> [Collected data]
□ □ □ □ □ □ □
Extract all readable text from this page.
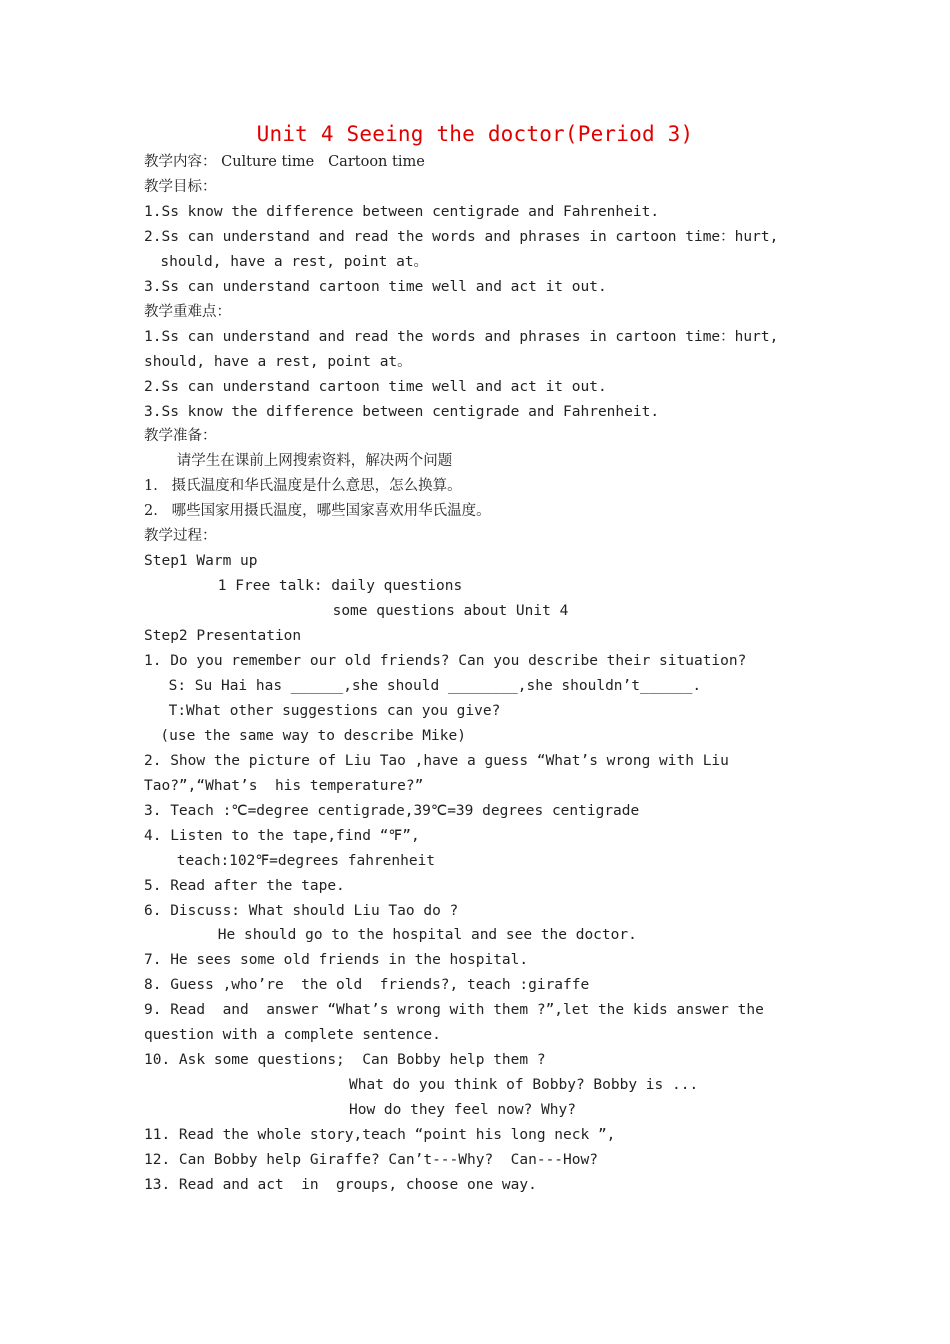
Unit 4 Seeing the doctor(Period 3)
教学内容： Culture time   Cartoon time
教学目标：
1.Ss know the difference between centigrade and Fahrenheit.
2.Ss can understand and read the words and phrases in cartoon time：hurt,
should, have a rest, point at。
3.Ss can understand cartoon time well and act it out.
教学重难点：
1.Ss can understand and read the words and phrases in cartoon time：hurt,
should, have a rest, point at。
2.Ss can understand cartoon time well and act it out.
3.Ss know the difference between centigrade and Fahrenheit.
教学准备：
请学生在课前上网搜索资料，解决两个问题
1.   摄氏温度和华氏温度是什么意思，怎么换算。
2.   哪些国家用摄氏温度，哪些国家喜欢用华氏温度。
教学过程：
Step1 Warm up
1 Free talk: daily questions
some questions about Unit 4
Step2 Presentation
1. Do you remember our old friends? Can you describe their situation?
S: Su Hai has ______,she should ________,she shouldn’t______.
T:What other suggestions can you give?
(use the same way to describe Mike)
2. Show the picture of Liu Tao ,have a guess “What’s wrong with Liu
Tao?”,“What’s  his temperature?”
3. Teach :℃=degree centigrade,39℃=39 degrees centigrade
4. Listen to the tape,find “℉”,
teach:102℉=degrees fahrenheit
5. Read after the tape.
6. Discuss: What should Liu Tao do ?
He should go to the hospital and see the doctor.
7. He sees some old friends in the hospital.
8. Guess ,who’re  the old  friends?, teach :giraffe
9. Read  and  answer “What’s wrong with them ?”,let the kids answer the
question with a complete sentence.
10. Ask some questions;  Can Bobby help them ?
What do you think of Bobby? Bobby is ...
How do they feel now? Why?
11. Read the whole story,teach “point his long neck ”,
12. Can Bobby help Giraffe? Can’t---Why?  Can---How?
13. Read and act  in  groups, choose one way.
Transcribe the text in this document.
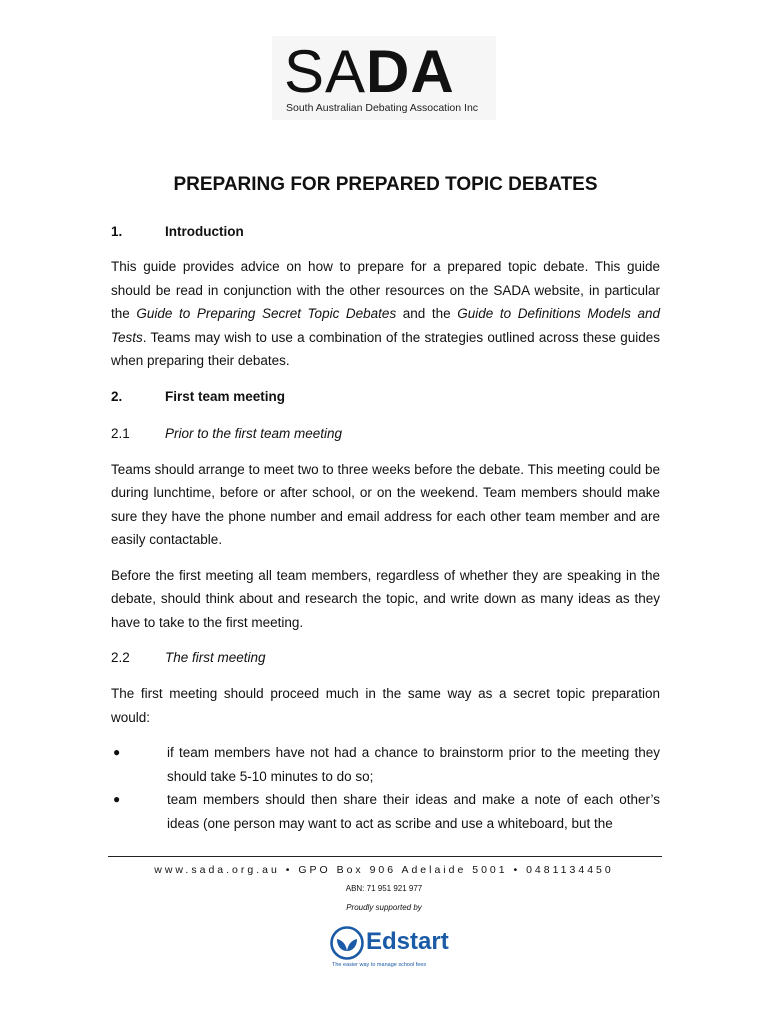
SADA
South Australian Debating Assocation Inc
PREPARING FOR PREPARED TOPIC DEBATES
1.	Introduction

This guide provides advice on how to prepare for a prepared topic debate. This guide should be read in conjunction with the other resources on the SADA website, in particular the Guide to Preparing Secret Topic Debates and the Guide to Definitions Models and Tests. Teams may wish to use a combination of the strategies outlined across these guides when preparing their debates.

2.	First team meeting
2.1	Prior to the first team meeting

Teams should arrange to meet two to three weeks before the debate. This meeting could be during lunchtime, before or after school, or on the weekend. Team members should make sure they have the phone number and email address for each other team member and are easily contactable.

Before the first meeting all team members, regardless of whether they are speaking in the debate, should think about and research the topic, and write down as many ideas as they have to take to the first meeting.

2.2	The first meeting

The first meeting should proceed much in the same way as a secret topic preparation would:

●	if team members have not had a chance to brainstorm prior to the meeting they should take 5-10 minutes to do so;
●	team members should then share their ideas and make a note of each other’s ideas (one person may want to act as scribe and use a whiteboard, but the
www.sada.org.au • GPO Box 906 Adelaide 5001 • 0481134450
ABN: 71 951 921 977
Proudly supported by
Edstart
The easier way to manage school fees
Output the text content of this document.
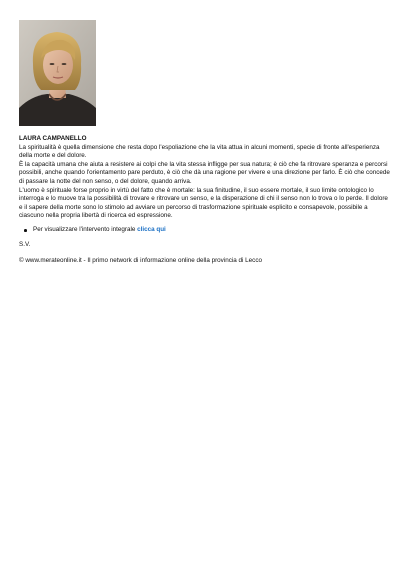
LAURA CAMPANELLO

La spiritualità è quella dimensione che resta dopo l'espoliazione che la vita attua in alcuni momenti, specie di fronte all'esperienza della morte e del dolore.

È la capacità umana che aiuta a resistere ai colpi che la vita stessa infligge per sua natura; è ciò che fa ritrovare speranza e percorsi possibili, anche quando l'orientamento pare perduto, è ciò che dà una ragione per vivere e una direzione per farlo. È ciò che concede di passare la notte del non senso, o del dolore, quando arriva.

L'uomo è spirituale forse proprio in virtù del fatto che è mortale: la sua finitudine, il suo essere mortale, il suo limite ontologico lo interroga e lo muove tra la possibilità di trovare e ritrovare un senso, e la disperazione di chi il senso non lo trova o lo perde. Il dolore e il sapere della morte sono lo stimolo ad avviare un percorso di trasformazione spirituale esplicito e consapevole, possibile a ciascuno nella propria libertà di ricerca ed espressione.

Per visualizzare l'intervento integrale clicca qui

S.V.

© www.merateonline.it - Il primo network di informazione online della provincia di Lecco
□ □ □ □ □ □ □
> [Exercise task] Extract only the lines from the line containing "Output the text content of this document." through the final line of the listing above, unchanged; pictures stay out of the copy.

> [Answer to this task]
Output the text content of this document.
LAURA CAMPANELLO

La spiritualità è quella dimensione che resta dopo l'espoliazione che la vita attua in alcuni momenti, specie di fronte all'esperienza della morte e del dolore.

È la capacità umana che aiuta a resistere ai colpi che la vita stessa infligge per sua natura; è ciò che fa ritrovare speranza e percorsi possibili, anche quando l'orientamento pare perduto, è ciò che dà una ragione per vivere e una direzione per farlo. È ciò che concede di passare la notte del non senso, o del dolore, quando arriva.

L'uomo è spirituale forse proprio in virtù del fatto che è mortale: la sua finitudine, il suo essere mortale, il suo limite ontologico lo interroga e lo muove tra la possibilità di trovare e ritrovare un senso, e la disperazione di chi il senso non lo trova o lo perde. Il dolore e il sapere della morte sono lo stimolo ad avviare un percorso di trasformazione spirituale esplicito e consapevole, possibile a ciascuno nella propria libertà di ricerca ed espressione.

Per visualizzare l'intervento integrale clicca qui

S.V.

© www.merateonline.it - Il primo network di informazione online della provincia di Lecco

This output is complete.